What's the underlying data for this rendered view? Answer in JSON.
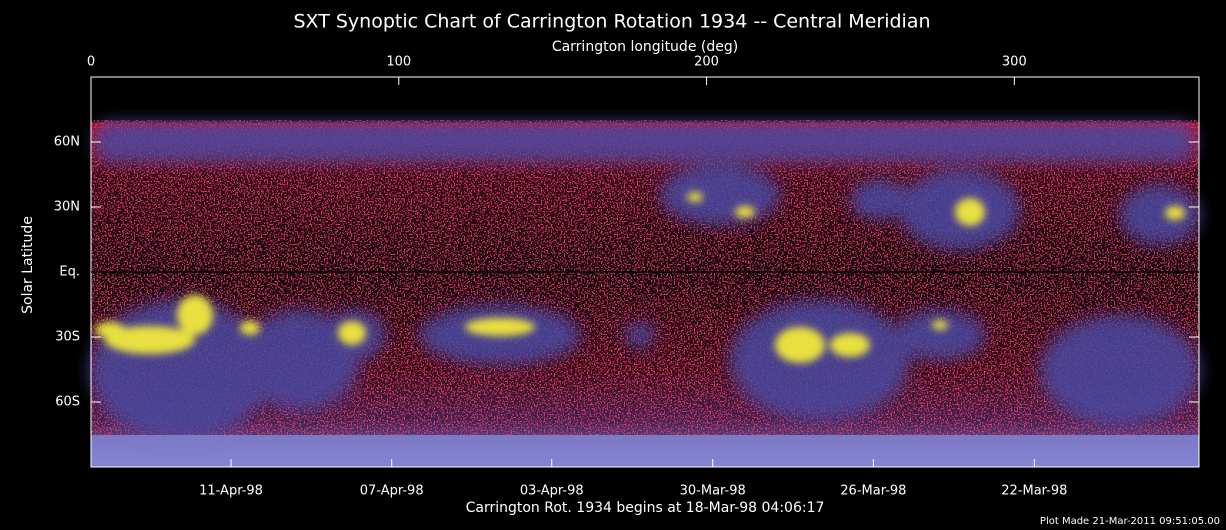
{
  "chart_data": {
    "type": "image",
    "title": "SXT Synoptic Chart of Carrington Rotation 1934 -- Central Meridian",
    "xlabel": "Carrington longitude (deg)",
    "ylabel": "Solar Latitude",
    "xlim": [
      0,
      360
    ],
    "xticks": [
      0,
      100,
      200,
      300
    ],
    "ylim": [
      -90,
      90
    ],
    "yticks": [
      {
        "value": 60,
        "label": "60N"
      },
      {
        "value": 30,
        "label": "30N"
      },
      {
        "value": 0,
        "label": "Eq."
      },
      {
        "value": -30,
        "label": "30S"
      },
      {
        "value": -60,
        "label": "60S"
      }
    ],
    "x2ticks": [
      {
        "value": 45.5,
        "label": "11-Apr-98"
      },
      {
        "value": 97.7,
        "label": "07-Apr-98"
      },
      {
        "value": 149.7,
        "label": "03-Apr-98"
      },
      {
        "value": 202,
        "label": "30-Mar-98"
      },
      {
        "value": 254.2,
        "label": "26-Mar-98"
      },
      {
        "value": 306.5,
        "label": "22-Mar-98"
      }
    ],
    "caption": "Carrington Rot. 1934 begins at 18-Mar-98 04:06:17",
    "footnote": "Plot Made 21-Mar-2011 09:51:05.00"
  }
}
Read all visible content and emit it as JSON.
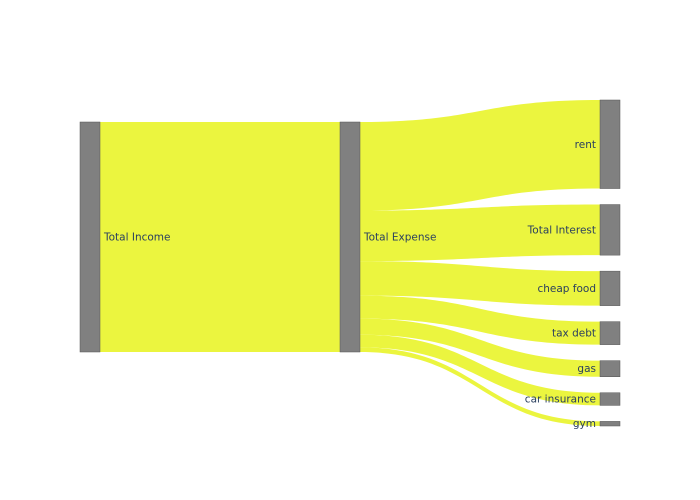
{
  "colors": {
    "link": "#ebf53f",
    "node": "#808080",
    "node_border": "#555555",
    "label": "#2a3f5f"
  },
  "chart_data": {
    "type": "sankey",
    "nodes": [
      {
        "id": "income",
        "label": "Total Income"
      },
      {
        "id": "expense",
        "label": "Total Expense"
      },
      {
        "id": "rent",
        "label": "rent"
      },
      {
        "id": "interest",
        "label": "Total Interest"
      },
      {
        "id": "food",
        "label": "cheap food"
      },
      {
        "id": "tax",
        "label": "tax debt"
      },
      {
        "id": "gas",
        "label": "gas"
      },
      {
        "id": "insurance",
        "label": "car insurance"
      },
      {
        "id": "gym",
        "label": "gym"
      }
    ],
    "links": [
      {
        "source": "income",
        "target": "expense",
        "value": 100
      },
      {
        "source": "expense",
        "target": "rent",
        "value": 38.5
      },
      {
        "source": "expense",
        "target": "interest",
        "value": 22
      },
      {
        "source": "expense",
        "target": "food",
        "value": 15
      },
      {
        "source": "expense",
        "target": "tax",
        "value": 10
      },
      {
        "source": "expense",
        "target": "gas",
        "value": 7
      },
      {
        "source": "expense",
        "target": "insurance",
        "value": 5.5
      },
      {
        "source": "expense",
        "target": "gym",
        "value": 2
      }
    ]
  }
}
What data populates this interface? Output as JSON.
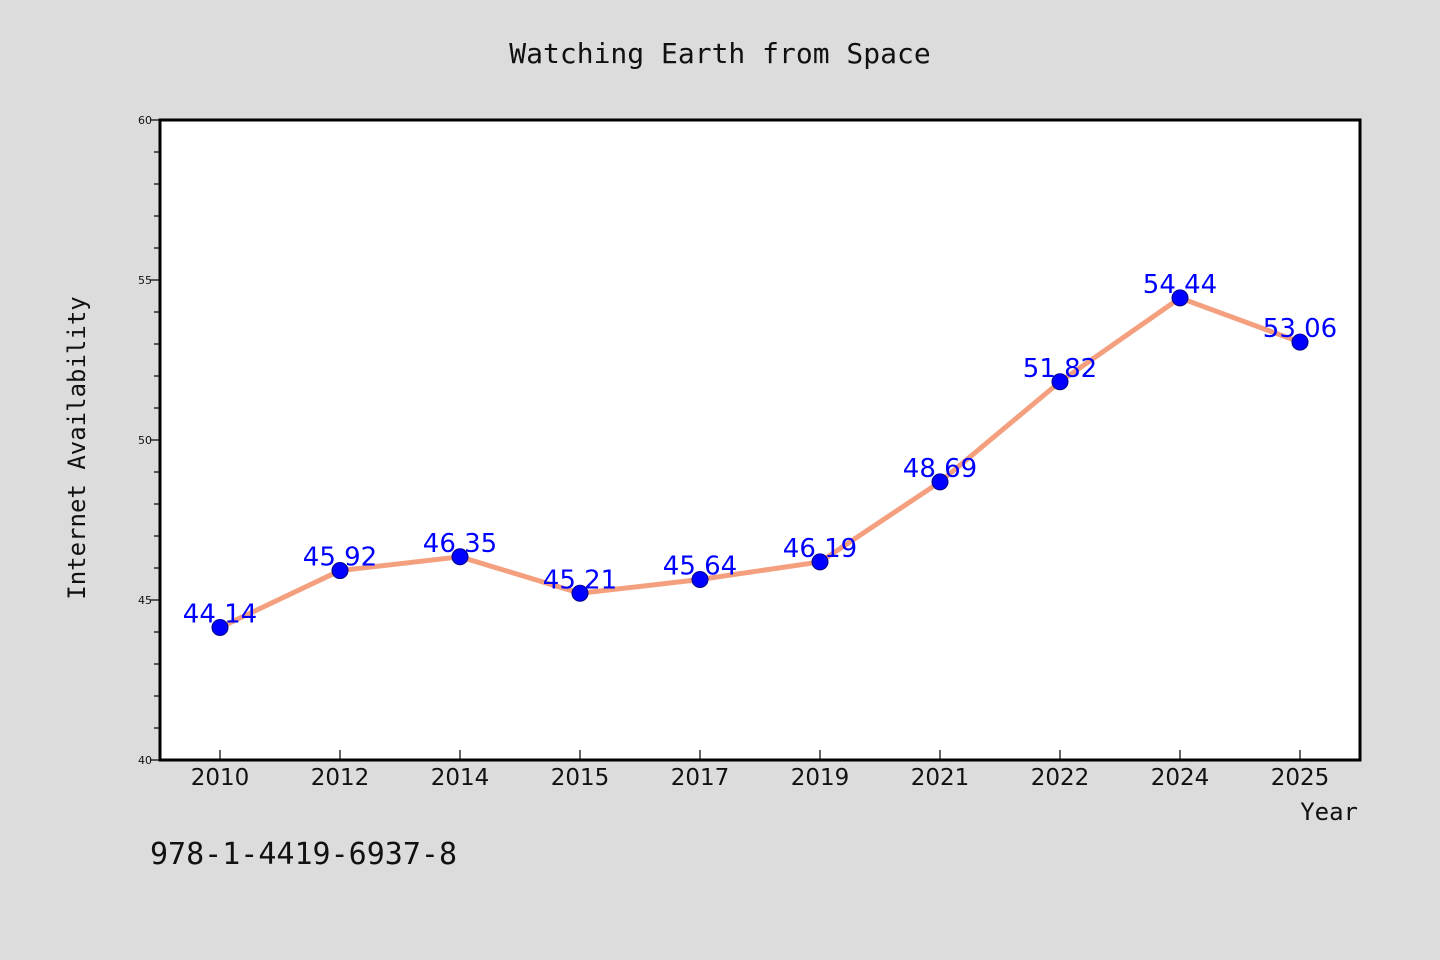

§ What you are asked to do
Give the number of lines in the records above that contain the word "food". Reply with that number alone.

§ Response
3